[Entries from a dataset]
● ● ● ● ●

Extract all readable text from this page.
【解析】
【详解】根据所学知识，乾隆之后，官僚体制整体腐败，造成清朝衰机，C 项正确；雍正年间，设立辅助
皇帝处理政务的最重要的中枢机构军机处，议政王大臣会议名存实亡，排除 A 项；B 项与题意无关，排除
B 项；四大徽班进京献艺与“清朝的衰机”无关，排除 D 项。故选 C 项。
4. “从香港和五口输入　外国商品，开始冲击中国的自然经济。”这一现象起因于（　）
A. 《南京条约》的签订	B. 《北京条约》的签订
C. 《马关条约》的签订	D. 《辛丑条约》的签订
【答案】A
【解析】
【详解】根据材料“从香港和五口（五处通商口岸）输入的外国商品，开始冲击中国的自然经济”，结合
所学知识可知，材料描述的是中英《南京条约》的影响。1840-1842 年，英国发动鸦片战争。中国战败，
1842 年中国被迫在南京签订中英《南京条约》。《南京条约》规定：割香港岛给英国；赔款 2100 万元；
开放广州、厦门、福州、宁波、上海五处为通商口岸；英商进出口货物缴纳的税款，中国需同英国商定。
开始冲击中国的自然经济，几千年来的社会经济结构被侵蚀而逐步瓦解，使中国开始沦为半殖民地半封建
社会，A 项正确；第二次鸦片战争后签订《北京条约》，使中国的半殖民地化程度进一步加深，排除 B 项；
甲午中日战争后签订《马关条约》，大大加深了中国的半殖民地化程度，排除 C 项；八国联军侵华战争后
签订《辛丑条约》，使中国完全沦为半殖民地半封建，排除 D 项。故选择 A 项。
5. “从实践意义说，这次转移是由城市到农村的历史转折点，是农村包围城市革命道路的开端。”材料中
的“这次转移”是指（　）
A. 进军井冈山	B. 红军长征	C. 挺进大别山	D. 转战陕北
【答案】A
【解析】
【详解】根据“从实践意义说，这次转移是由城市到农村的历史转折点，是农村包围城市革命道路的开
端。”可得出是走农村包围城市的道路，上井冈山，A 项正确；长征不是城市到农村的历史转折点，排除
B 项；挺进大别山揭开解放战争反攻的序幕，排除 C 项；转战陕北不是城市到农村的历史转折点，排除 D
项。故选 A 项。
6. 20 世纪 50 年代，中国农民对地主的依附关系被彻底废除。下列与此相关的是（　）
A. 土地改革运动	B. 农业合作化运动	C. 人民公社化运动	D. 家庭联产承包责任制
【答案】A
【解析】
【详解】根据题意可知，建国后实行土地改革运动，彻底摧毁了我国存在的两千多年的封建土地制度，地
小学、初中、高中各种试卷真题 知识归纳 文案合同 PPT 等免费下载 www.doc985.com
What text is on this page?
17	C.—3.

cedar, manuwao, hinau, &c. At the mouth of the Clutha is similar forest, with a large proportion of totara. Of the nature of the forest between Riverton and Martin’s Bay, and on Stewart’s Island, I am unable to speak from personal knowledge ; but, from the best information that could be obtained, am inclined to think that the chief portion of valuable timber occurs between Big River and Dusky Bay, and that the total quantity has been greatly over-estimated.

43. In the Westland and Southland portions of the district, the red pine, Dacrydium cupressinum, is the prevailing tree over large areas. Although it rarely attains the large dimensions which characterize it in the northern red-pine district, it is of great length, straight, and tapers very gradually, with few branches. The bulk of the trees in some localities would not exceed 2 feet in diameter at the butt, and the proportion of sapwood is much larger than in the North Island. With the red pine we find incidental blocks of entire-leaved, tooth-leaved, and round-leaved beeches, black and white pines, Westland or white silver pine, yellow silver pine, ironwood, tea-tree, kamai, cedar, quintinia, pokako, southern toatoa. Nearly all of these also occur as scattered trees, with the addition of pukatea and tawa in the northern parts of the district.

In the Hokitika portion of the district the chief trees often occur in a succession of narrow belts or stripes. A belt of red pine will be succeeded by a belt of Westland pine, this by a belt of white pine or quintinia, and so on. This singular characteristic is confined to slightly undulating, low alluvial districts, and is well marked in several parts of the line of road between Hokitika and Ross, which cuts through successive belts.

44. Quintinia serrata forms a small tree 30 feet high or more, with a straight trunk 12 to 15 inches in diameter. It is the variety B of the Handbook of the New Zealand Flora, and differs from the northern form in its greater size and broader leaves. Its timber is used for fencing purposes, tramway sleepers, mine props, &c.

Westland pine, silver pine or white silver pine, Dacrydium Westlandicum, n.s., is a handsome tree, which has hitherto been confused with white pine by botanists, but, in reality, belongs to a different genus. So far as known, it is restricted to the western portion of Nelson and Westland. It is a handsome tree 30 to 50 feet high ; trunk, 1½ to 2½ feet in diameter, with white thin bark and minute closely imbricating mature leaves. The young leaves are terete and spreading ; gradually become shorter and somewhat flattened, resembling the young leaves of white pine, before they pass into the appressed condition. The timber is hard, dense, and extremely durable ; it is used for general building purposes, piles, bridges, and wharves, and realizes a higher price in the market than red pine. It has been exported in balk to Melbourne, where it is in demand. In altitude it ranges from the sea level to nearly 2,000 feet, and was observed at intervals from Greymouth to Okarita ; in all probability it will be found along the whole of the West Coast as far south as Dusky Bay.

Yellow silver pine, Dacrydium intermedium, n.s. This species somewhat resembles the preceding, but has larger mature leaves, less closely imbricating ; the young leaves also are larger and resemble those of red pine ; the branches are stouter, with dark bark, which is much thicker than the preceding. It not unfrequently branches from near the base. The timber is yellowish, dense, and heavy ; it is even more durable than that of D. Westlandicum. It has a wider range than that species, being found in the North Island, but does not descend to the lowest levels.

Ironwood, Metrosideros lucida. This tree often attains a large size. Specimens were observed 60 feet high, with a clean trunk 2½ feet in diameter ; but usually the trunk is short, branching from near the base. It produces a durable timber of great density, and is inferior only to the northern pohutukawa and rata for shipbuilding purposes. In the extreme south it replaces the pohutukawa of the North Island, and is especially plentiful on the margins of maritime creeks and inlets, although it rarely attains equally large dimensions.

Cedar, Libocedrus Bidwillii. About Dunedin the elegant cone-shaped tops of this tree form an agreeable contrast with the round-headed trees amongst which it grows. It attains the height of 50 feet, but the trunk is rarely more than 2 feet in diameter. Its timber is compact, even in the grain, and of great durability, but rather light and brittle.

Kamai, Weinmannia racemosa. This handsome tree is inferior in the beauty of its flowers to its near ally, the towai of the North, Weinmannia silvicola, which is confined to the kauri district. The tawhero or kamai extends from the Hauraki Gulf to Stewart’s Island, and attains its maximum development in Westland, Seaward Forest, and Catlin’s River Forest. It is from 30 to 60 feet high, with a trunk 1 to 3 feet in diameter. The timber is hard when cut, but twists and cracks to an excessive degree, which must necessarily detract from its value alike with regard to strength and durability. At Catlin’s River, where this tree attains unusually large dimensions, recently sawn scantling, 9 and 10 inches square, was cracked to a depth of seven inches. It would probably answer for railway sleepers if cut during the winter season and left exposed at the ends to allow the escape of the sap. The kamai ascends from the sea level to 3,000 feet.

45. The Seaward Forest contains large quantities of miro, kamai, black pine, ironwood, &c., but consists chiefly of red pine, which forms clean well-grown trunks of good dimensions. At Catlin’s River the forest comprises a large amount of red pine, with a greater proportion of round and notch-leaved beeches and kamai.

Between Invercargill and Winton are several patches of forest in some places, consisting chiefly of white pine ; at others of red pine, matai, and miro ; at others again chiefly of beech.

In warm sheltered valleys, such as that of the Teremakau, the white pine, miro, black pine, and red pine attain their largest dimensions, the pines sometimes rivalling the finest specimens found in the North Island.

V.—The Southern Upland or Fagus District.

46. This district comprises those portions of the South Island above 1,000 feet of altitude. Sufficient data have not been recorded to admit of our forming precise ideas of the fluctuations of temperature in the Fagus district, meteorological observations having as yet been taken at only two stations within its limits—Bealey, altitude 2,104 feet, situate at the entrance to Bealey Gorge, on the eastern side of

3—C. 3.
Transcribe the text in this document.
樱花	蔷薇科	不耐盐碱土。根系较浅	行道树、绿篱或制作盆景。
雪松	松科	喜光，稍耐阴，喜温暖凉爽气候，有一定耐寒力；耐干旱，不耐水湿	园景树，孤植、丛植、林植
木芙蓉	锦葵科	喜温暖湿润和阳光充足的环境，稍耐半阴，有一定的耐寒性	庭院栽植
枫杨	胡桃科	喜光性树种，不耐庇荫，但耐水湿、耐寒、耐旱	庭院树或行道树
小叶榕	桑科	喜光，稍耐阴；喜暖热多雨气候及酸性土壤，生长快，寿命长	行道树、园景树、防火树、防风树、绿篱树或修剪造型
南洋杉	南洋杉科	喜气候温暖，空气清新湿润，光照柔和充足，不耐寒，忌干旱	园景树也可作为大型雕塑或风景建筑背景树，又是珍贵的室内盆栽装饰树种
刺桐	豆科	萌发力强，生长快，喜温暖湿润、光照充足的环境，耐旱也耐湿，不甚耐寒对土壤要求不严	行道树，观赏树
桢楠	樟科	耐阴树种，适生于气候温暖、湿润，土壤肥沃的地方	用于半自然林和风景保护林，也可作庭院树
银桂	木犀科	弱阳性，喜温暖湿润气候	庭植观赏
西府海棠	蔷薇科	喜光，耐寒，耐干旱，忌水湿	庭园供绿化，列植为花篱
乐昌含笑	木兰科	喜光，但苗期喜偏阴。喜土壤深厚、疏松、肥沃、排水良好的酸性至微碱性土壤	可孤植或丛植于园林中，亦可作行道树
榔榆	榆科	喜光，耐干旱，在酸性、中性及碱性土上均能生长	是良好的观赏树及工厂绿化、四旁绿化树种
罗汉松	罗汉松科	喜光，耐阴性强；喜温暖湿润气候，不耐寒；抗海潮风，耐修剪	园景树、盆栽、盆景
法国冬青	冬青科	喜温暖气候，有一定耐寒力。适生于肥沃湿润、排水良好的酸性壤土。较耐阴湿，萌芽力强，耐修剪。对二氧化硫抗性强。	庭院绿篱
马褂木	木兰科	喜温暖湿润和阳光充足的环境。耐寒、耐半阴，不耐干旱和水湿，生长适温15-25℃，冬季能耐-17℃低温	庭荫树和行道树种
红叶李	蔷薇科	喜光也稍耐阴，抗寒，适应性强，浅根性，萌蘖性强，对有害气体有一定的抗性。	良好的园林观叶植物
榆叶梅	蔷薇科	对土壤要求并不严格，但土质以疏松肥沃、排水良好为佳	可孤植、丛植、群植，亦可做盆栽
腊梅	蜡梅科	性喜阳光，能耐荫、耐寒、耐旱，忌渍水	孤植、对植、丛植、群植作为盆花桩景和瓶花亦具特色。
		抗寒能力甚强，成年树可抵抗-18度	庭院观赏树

● ● ● ● ●

▶ Stated problem
Write out the lines above, starting at the line that contains "Transcribe the text in this document." and ending with the final line, and nothing else; copy them exactly.

▶ Reply to the exercise
Transcribe the text in this document.
樱花	蔷薇科	不耐盐碱土。根系较浅	行道树、绿篱或制作盆景。
雪松	松科	喜光，稍耐阴，喜温暖凉爽气候，有一定耐寒力；耐干旱，不耐水湿	园景树，孤植、丛植、林植
木芙蓉	锦葵科	喜温暖湿润和阳光充足的环境，稍耐半阴，有一定的耐寒性	庭院栽植
枫杨	胡桃科	喜光性树种，不耐庇荫，但耐水湿、耐寒、耐旱	庭院树或行道树
小叶榕	桑科	喜光，稍耐阴；喜暖热多雨气候及酸性土壤，生长快，寿命长	行道树、园景树、防火树、防风树、绿篱树或修剪造型
南洋杉	南洋杉科	喜气候温暖，空气清新湿润，光照柔和充足，不耐寒，忌干旱	园景树也可作为大型雕塑或风景建筑背景树，又是珍贵的室内盆栽装饰树种
刺桐	豆科	萌发力强，生长快，喜温暖湿润、光照充足的环境，耐旱也耐湿，不甚耐寒对土壤要求不严	行道树，观赏树
桢楠	樟科	耐阴树种，适生于气候温暖、湿润，土壤肥沃的地方	用于半自然林和风景保护林，也可作庭院树
银桂	木犀科	弱阳性，喜温暖湿润气候	庭植观赏
西府海棠	蔷薇科	喜光，耐寒，耐干旱，忌水湿	庭园供绿化，列植为花篱
乐昌含笑	木兰科	喜光，但苗期喜偏阴。喜土壤深厚、疏松、肥沃、排水良好的酸性至微碱性土壤	可孤植或丛植于园林中，亦可作行道树
榔榆	榆科	喜光，耐干旱，在酸性、中性及碱性土上均能生长	是良好的观赏树及工厂绿化、四旁绿化树种
罗汉松	罗汉松科	喜光，耐阴性强；喜温暖湿润气候，不耐寒；抗海潮风，耐修剪	园景树、盆栽、盆景
法国冬青	冬青科	喜温暖气候，有一定耐寒力。适生于肥沃湿润、排水良好的酸性壤土。较耐阴湿，萌芽力强，耐修剪。对二氧化硫抗性强。	庭院绿篱
马褂木	木兰科	喜温暖湿润和阳光充足的环境。耐寒、耐半阴，不耐干旱和水湿，生长适温15-25℃，冬季能耐-17℃低温	庭荫树和行道树种
红叶李	蔷薇科	喜光也稍耐阴，抗寒，适应性强，浅根性，萌蘖性强，对有害气体有一定的抗性。	良好的园林观叶植物
榆叶梅	蔷薇科	对土壤要求并不严格，但土质以疏松肥沃、排水良好为佳	可孤植、丛植、群植，亦可做盆栽
腊梅	蜡梅科	性喜阳光，能耐荫、耐寒、耐旱，忌渍水	孤植、对植、丛植、群植作为盆花桩景和瓶花亦具特色。
		抗寒能力甚强，成年树可抵抗-18度	庭院观赏树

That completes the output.